--- ENTRIES SHOWN ---

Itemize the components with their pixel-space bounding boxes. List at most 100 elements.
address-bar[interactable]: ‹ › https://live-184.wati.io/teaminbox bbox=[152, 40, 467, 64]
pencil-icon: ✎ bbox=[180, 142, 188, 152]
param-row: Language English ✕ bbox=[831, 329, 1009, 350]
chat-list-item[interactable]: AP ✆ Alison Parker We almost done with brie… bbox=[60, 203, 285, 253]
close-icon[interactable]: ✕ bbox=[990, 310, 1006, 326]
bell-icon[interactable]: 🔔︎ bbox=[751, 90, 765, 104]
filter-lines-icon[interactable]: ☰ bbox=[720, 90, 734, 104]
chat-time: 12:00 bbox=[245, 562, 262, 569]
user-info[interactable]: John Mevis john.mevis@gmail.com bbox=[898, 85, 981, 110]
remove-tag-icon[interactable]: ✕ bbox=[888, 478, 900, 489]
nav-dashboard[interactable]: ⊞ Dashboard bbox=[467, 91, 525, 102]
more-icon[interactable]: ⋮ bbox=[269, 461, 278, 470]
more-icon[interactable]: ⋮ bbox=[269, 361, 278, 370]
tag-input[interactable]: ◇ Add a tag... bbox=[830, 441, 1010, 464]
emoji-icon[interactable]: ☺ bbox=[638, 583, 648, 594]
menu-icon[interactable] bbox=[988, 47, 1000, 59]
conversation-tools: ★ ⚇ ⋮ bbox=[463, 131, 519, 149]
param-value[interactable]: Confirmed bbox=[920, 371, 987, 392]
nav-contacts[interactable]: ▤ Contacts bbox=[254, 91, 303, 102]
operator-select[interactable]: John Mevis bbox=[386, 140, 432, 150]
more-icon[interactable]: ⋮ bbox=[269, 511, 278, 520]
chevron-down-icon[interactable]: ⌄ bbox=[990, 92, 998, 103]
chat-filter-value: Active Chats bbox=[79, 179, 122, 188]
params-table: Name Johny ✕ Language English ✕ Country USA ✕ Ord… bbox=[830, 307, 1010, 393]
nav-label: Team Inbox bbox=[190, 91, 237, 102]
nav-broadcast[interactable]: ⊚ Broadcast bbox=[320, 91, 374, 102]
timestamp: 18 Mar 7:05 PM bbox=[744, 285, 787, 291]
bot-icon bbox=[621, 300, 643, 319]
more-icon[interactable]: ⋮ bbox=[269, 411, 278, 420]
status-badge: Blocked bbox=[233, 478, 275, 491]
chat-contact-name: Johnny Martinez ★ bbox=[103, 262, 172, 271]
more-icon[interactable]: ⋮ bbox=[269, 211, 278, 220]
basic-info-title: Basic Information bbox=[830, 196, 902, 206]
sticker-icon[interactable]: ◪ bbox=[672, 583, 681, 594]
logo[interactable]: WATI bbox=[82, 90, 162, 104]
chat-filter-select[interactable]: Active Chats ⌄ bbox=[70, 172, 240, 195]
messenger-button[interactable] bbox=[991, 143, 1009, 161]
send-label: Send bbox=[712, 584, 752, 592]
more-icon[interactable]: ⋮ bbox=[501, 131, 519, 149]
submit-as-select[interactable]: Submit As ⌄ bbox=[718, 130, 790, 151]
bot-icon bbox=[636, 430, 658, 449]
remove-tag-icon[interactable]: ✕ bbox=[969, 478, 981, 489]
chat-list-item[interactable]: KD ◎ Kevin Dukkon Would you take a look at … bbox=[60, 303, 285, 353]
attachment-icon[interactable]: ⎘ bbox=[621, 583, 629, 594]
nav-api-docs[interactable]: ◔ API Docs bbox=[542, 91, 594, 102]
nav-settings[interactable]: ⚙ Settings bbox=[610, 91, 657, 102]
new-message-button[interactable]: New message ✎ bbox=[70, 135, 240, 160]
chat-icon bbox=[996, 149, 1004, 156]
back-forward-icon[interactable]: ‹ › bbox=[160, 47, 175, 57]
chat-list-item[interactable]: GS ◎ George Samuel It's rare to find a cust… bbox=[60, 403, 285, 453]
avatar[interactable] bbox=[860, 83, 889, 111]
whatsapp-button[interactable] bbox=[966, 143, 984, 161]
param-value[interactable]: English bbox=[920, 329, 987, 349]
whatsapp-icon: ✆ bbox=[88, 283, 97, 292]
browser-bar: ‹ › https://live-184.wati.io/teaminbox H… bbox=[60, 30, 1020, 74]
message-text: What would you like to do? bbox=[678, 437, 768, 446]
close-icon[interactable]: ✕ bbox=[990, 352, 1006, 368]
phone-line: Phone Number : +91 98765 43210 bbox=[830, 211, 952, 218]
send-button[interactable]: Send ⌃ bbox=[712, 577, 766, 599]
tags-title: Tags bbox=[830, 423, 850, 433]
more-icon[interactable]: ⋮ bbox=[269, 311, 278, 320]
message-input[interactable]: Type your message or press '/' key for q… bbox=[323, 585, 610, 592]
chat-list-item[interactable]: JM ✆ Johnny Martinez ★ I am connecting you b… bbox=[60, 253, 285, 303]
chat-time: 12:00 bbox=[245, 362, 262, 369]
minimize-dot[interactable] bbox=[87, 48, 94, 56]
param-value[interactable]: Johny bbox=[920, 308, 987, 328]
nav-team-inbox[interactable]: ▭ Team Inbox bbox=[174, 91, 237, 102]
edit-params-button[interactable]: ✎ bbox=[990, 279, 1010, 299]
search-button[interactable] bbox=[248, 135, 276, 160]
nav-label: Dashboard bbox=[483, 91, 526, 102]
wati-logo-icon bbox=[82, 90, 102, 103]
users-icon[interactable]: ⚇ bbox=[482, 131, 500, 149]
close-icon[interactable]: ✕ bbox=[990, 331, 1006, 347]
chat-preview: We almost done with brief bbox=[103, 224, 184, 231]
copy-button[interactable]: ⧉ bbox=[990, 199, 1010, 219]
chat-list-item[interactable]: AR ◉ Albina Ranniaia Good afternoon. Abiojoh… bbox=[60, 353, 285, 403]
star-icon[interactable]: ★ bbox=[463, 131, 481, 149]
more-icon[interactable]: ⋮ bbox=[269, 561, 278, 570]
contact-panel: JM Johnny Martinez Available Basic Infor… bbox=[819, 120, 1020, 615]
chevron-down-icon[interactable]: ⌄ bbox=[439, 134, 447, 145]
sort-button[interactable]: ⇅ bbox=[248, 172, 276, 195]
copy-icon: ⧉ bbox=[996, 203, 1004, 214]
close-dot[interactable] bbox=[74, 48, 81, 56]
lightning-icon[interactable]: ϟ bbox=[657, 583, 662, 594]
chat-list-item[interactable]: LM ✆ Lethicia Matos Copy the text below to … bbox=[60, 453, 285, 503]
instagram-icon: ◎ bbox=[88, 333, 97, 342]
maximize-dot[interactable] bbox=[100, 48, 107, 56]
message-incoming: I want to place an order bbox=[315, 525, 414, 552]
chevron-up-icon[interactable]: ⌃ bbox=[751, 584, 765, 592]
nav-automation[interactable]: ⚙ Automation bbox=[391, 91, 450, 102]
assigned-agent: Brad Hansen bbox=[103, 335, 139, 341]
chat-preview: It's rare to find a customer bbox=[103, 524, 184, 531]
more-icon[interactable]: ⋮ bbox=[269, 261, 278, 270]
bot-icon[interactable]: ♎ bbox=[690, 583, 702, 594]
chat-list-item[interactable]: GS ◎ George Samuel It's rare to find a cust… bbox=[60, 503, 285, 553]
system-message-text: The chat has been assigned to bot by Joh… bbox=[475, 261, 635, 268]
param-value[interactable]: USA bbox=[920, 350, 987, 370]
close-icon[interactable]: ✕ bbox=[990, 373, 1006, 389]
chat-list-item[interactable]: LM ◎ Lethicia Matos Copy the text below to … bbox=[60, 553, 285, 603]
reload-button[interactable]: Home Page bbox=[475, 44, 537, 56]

---

PROMPT —
Retype the records from the start through the line that contains "chat-list-item[interactable]: AP ✆", including that line.

COMPLETE OUTPUT —
Itemize the components with their pixel-space bounding boxes. List at most 100 elements.
address-bar[interactable]: ‹ › https://live-184.wati.io/teaminbox bbox=[152, 40, 467, 64]
pencil-icon: ✎ bbox=[180, 142, 188, 152]
param-row: Language English ✕ bbox=[831, 329, 1009, 350]
chat-list-item[interactable]: AP ✆ Alison Parker We almost done with brie… bbox=[60, 203, 285, 253]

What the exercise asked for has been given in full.